■ Short exercise a
From the listing, output as a JSON list of strings every line from the one containing "search-input[interactable] [28,98,508,124]" through the one containing "jeans-image [93,656,199,936]", one string per line with blank lines omitted.

■ Text extract
_____
The Black Hawk War in Utah began in 1865 and ended in 1872. It was a triangle that involved the U.S. Federal Government, the Mormons and 16 tribes of the the Utes. The Federal Government sought to remove the Mormon Church from the political system in Utah. The Mormon settlers aggressively fought for control over a place they called "Zion", which was the Ute's ancestral lands. The Utes and other Native Americans in Utah had been forced off their land and were starving by 1865.
When Chief Wah-Kara died unexpectedly in 1855, Chief Jake Arropeen (Yenewoods) became chief by succession. A botched attempt was made to reach an agreement between the Utes and the Mormons at Manti, when Arropeen was pulled from his horse by John Lowry, believed to be drunk at the time, and this started the war in 1865. Chief Yene-wood being dishonored before his people saw it as the final blow of a long endurance of insults and depredations over nearly 30 years that rallied the Utes under the leadership of Chief Black Hawk to declare war against the Mormons. This marked the beginning of what the whites later dubbed "The Black Hawk War. "Noonch "Black Hawk" then became chief by succession and was able to rally other tribes, who had also been pushed off their lands to join him. The Mormons received no help from the U.S. Government, so they formed militias and quickly built forts. Similar to Kit Carson and the New Mexican Militias, the Mormon militia had a hard time catching the raiders but did kill women and children and destroyed any Ute property they could find. The settlers lost thousands of livestock by raids and nearly 100 settlers lost their lives. While Black Hawk signed a treaty in 1867, it was never ratified, raids continued until the U.S. Government sent in 200 troops in 1872.
_____
■ Short exercise b
According to the text on the Black Hawk War in Utah, how many troops did the U.S. Government send in 1872?
_____
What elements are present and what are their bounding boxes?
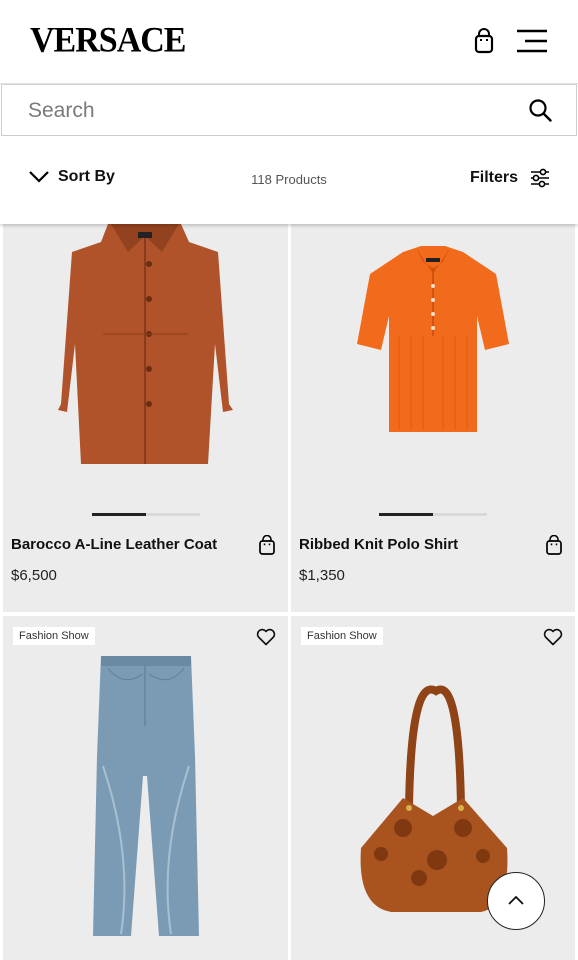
search-input[interactable] [28,98,508,124]
product-name[interactable]: Ribbed Knit Polo Shirt [299,536,458,553]
product-card[interactable]: Barocco A-Line Leather Coat $6,500 [3,224,288,612]
wishlist-heart-icon[interactable] [543,628,563,646]
product-image[interactable] [3,224,288,612]
product-price: $6,500 [11,567,57,584]
filters-label: Filters [469,169,518,186]
add-to-bag-icon[interactable] [258,535,276,556]
hamburger-menu-icon[interactable] [516,28,548,54]
site-header: VERSACE [0,0,578,84]
carousel-dot[interactable] [145,513,200,516]
sliders-icon [531,168,549,188]
add-to-bag-icon[interactable] [545,535,563,556]
fashion-show-badge: Fashion Show [301,627,383,645]
coat-image [58,224,233,464]
product-card[interactable]: Ribbed Knit Polo Shirt $1,350 [291,224,575,612]
search-icon[interactable] [528,98,552,122]
product-card[interactable]: Fashion Show [3,616,288,960]
chevron-up-icon [508,895,524,905]
product-grid: Barocco A-Line Leather Coat $6,500 Ribbe… [0,224,578,960]
wishlist-heart-icon[interactable] [256,628,276,646]
product-name[interactable]: Barocco A-Line Leather Coat [11,536,217,553]
product-image[interactable]: Fashion Show [3,616,288,960]
product-price: $1,350 [299,567,345,584]
product-toolbar: Sort By 118 Products Filters [0,136,578,224]
carousel-indicator[interactable] [291,513,575,516]
carousel-dot[interactable] [91,513,146,516]
brand-logo[interactable]: VERSACE [30,21,186,61]
carousel-dot[interactable] [433,513,487,516]
search-bar [1,84,577,136]
scroll-to-top-button[interactable] [487,872,545,930]
shopping-bag-icon[interactable] [472,28,496,54]
jeans-image [93,656,199,936]
carousel-indicator[interactable] [3,513,288,516]
carousel-dot[interactable] [379,513,433,516]
polo-image [357,246,509,432]
product-image[interactable] [291,224,575,612]
fashion-show-badge: Fashion Show [13,627,95,645]
filters-button[interactable]: Filters [470,168,550,188]
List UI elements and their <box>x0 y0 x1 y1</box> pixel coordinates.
_____
■ Full solution a
[
  "search-input[interactable] [28,98,508,124]",
  "product-name[interactable]: Ribbed Knit Polo Shirt [299,536,458,553]",
  "product-card[interactable]: Barocco A-Line Leather Coat $6,500 [3,224,288,612]",
  "wishlist-heart-icon[interactable] [543,628,563,646]",
  "product-image[interactable] [3,224,288,612]",
  "product-price: $6,500 [11,567,57,584]",
  "filters-label: Filters [469,169,518,186]",
  "add-to-bag-icon[interactable] [258,535,276,556]",
  "hamburger-menu-icon[interactable] [516,28,548,54]",
  "site-header: VERSACE [0,0,578,84]",
  "carousel-dot[interactable] [145,513,200,516]",
  "sliders-icon [531,168,549,188]",
  "add-to-bag-icon[interactable] [545,535,563,556]",
  "fashion-show-badge: Fashion Show [301,627,383,645]",
  "coat-image [58,224,233,464]",
  "product-card[interactable]: Ribbed Knit Polo Shirt $1,350 [291,224,575,612]",
  "search-icon[interactable] [528,98,552,122]",
  "product-card[interactable]: Fashion Show [3,616,288,960]",
  "chevron-up-icon [508,895,524,905]",
  "product-grid: Barocco A-Line Leather Coat $6,500 Ribbe… [0,224,578,960]",
  "wishlist-heart-icon[interactable] [256,628,276,646]",
  "product-name[interactable]: Barocco A-Line Leather Coat [11,536,217,553]",
  "product-image[interactable]: Fashion Show [3,616,288,960]",
  "product-price: $1,350 [299,567,345,584]",
  "product-toolbar: Sort By 118 Products Filters [0,136,578,224]",
  "carousel-indicator[interactable] [291,513,575,516]",
  "carousel-dot[interactable] [91,513,146,516]",
  "brand-logo[interactable]: VERSACE [30,21,186,61]",
  "carousel-dot[interactable] [433,513,487,516]",
  "search-bar [1,84,577,136]",
  "scroll-to-top-button[interactable] [487,872,545,930]",
  "shopping-bag-icon[interactable] [472,28,496,54]",
  "jeans-image [93,656,199,936]"
]

■ Full solution b
200 troops.